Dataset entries
[start]

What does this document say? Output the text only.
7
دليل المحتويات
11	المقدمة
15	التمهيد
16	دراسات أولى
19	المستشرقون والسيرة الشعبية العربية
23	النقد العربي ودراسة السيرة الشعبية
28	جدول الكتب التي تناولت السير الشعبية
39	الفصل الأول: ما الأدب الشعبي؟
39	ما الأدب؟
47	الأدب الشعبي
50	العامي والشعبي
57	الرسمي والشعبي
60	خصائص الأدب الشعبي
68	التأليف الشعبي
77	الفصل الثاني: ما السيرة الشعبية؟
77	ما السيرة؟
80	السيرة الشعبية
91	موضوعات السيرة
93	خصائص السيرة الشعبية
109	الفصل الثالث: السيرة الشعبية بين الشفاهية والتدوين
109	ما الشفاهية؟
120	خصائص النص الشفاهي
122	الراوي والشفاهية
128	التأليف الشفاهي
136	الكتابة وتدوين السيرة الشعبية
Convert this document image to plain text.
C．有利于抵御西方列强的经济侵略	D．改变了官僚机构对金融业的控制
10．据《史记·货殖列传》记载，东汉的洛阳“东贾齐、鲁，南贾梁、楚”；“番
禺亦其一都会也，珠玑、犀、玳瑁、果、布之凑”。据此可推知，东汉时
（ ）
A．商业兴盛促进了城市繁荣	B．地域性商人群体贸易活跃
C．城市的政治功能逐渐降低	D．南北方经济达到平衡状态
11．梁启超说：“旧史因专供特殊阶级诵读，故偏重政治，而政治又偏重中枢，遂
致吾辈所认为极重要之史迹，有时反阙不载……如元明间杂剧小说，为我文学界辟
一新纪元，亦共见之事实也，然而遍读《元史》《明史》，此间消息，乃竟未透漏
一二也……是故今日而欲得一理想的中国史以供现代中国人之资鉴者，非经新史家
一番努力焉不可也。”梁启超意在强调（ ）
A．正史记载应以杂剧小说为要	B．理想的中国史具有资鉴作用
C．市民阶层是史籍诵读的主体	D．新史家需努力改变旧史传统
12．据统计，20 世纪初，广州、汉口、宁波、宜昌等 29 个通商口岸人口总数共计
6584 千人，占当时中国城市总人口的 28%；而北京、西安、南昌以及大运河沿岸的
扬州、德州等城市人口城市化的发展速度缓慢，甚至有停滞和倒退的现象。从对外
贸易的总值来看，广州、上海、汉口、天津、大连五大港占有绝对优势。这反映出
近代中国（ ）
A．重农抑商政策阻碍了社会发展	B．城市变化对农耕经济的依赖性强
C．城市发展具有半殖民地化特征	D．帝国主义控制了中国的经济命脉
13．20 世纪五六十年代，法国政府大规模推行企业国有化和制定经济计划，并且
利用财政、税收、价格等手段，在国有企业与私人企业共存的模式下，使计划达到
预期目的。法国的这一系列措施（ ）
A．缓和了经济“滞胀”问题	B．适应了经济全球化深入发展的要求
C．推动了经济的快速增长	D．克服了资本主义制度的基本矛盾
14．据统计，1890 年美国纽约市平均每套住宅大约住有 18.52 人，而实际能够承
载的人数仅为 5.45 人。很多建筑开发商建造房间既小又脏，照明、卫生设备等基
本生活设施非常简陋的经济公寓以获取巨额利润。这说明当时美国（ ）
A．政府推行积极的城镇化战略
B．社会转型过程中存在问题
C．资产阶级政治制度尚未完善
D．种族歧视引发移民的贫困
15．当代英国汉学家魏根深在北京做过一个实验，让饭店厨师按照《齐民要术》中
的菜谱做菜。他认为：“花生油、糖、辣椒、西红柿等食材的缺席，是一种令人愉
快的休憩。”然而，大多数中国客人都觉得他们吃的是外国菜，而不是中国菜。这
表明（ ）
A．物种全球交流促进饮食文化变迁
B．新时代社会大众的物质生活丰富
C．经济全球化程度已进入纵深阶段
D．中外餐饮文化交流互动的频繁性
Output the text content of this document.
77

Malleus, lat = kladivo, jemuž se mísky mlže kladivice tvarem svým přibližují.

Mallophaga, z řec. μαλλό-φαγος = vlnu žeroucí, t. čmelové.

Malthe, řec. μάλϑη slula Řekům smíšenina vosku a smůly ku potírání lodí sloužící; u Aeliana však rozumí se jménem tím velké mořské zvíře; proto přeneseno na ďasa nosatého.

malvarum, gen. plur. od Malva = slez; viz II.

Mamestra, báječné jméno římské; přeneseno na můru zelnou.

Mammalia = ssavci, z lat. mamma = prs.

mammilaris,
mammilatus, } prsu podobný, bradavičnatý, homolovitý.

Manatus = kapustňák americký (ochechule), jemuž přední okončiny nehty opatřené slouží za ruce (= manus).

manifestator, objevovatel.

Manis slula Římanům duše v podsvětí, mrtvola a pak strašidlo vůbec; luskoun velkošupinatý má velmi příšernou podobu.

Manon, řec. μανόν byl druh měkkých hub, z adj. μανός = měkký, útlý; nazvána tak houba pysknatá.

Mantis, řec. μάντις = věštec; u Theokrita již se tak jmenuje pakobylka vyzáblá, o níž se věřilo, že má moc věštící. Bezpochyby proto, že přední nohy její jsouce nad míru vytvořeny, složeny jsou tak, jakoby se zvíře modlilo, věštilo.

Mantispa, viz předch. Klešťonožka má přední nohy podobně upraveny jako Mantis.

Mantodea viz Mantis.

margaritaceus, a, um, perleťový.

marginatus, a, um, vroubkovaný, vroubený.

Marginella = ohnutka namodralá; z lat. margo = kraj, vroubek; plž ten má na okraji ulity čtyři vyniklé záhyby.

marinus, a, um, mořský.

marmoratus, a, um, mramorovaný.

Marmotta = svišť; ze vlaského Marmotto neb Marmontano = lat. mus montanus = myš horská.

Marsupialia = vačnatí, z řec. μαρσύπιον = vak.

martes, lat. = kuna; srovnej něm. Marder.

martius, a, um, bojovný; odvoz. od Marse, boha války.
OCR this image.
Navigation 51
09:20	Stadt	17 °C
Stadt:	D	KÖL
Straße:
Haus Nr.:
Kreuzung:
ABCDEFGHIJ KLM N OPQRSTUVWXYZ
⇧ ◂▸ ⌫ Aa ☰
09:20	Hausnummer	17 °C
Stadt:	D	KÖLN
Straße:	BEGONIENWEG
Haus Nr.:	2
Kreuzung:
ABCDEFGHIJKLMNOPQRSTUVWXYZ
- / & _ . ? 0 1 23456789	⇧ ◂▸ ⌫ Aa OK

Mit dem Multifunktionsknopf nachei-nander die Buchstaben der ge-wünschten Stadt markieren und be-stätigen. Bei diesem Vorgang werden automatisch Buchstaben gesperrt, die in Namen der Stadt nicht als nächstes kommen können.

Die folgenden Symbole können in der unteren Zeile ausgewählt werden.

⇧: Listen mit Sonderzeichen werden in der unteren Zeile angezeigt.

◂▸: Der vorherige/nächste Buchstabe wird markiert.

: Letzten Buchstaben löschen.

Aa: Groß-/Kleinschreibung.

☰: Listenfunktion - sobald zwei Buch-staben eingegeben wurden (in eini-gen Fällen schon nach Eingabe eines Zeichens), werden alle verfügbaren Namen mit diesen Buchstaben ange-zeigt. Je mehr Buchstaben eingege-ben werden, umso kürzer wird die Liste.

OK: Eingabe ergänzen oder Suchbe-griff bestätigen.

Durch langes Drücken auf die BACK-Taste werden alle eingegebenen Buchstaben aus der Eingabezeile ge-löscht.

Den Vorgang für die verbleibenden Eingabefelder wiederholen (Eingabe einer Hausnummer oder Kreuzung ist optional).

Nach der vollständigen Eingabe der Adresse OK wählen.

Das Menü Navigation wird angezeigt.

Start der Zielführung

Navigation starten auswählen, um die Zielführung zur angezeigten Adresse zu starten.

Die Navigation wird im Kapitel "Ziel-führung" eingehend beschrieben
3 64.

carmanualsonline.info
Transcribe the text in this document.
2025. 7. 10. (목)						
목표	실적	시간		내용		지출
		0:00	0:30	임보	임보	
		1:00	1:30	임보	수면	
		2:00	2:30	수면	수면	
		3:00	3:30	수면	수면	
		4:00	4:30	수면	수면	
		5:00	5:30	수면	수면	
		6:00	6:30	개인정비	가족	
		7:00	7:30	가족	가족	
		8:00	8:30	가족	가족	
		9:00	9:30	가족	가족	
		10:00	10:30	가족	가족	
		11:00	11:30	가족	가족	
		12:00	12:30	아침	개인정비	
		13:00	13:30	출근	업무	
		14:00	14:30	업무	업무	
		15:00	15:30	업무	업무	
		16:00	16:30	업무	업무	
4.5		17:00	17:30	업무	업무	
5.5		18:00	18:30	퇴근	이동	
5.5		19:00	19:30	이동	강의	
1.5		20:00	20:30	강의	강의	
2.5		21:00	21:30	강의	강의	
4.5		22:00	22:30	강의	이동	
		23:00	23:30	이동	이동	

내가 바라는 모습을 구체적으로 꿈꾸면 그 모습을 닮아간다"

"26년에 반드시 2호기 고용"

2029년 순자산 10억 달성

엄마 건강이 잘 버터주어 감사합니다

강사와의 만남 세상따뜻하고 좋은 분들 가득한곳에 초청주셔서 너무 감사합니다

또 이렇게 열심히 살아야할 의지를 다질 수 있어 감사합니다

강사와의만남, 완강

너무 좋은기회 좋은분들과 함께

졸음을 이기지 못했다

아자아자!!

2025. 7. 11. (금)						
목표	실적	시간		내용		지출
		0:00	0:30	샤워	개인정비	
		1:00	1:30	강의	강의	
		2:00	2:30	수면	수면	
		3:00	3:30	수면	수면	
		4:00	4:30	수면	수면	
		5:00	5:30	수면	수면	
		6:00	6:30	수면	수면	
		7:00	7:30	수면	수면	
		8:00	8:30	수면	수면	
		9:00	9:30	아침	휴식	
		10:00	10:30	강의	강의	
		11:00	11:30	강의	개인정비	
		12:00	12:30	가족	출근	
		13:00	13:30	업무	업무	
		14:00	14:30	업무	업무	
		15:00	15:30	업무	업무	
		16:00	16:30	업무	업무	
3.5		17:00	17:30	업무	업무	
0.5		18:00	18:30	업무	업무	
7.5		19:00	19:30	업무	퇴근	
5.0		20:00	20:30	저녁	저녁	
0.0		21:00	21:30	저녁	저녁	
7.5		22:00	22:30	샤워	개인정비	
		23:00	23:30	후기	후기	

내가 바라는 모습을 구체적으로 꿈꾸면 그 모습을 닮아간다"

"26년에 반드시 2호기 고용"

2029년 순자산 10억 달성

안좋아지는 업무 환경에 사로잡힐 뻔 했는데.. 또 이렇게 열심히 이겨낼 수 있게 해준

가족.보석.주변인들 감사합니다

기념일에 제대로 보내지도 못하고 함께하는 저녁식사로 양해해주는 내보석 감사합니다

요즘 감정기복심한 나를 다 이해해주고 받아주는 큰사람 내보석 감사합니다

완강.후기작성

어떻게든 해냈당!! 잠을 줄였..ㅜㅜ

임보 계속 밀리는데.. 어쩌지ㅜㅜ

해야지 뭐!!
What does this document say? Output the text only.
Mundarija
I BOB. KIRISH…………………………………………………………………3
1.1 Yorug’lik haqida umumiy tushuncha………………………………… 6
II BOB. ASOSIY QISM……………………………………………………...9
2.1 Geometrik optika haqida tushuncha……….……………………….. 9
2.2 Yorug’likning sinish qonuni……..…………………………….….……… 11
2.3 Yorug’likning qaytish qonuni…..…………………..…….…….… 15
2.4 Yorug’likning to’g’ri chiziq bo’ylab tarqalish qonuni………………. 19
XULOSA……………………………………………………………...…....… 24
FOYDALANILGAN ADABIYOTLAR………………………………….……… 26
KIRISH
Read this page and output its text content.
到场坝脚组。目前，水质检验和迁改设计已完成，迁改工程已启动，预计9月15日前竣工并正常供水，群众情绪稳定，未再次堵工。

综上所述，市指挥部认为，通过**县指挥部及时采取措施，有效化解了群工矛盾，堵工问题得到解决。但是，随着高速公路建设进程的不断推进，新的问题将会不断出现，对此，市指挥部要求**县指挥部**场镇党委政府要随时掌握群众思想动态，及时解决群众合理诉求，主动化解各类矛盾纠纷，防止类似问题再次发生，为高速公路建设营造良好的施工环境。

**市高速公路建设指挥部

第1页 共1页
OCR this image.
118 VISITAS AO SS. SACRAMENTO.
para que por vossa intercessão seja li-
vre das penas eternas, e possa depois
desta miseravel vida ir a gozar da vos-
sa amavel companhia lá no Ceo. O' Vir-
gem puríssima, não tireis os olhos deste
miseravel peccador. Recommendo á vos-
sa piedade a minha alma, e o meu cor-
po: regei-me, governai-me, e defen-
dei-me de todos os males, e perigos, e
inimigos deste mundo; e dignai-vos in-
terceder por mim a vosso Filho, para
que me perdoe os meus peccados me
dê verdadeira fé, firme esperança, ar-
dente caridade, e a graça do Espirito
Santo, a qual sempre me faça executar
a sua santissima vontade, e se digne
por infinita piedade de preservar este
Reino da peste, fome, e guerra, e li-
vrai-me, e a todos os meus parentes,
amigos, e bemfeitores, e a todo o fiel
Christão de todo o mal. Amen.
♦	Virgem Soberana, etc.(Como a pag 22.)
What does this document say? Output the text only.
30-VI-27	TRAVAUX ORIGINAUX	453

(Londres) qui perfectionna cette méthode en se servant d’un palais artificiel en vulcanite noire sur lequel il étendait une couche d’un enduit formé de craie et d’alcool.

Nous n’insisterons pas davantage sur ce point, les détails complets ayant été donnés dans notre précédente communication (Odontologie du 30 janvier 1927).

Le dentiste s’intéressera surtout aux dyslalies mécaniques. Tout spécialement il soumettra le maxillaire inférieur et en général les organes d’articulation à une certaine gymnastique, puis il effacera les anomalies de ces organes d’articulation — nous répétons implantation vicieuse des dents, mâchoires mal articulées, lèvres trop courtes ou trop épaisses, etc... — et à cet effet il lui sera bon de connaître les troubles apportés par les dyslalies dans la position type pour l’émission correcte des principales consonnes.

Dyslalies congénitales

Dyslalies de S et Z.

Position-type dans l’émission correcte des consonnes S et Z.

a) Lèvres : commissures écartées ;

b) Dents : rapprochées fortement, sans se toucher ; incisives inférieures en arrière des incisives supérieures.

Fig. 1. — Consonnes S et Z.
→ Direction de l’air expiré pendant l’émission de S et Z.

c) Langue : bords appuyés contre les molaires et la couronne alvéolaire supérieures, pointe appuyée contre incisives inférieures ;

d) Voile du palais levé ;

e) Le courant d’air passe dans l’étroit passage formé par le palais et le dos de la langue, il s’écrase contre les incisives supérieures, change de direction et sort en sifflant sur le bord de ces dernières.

[end]

## [EXERCISE DESCRIPTION]
Give only the number of lines in the material above where the string "können" appears.

## [CORRECT ANSWER]
2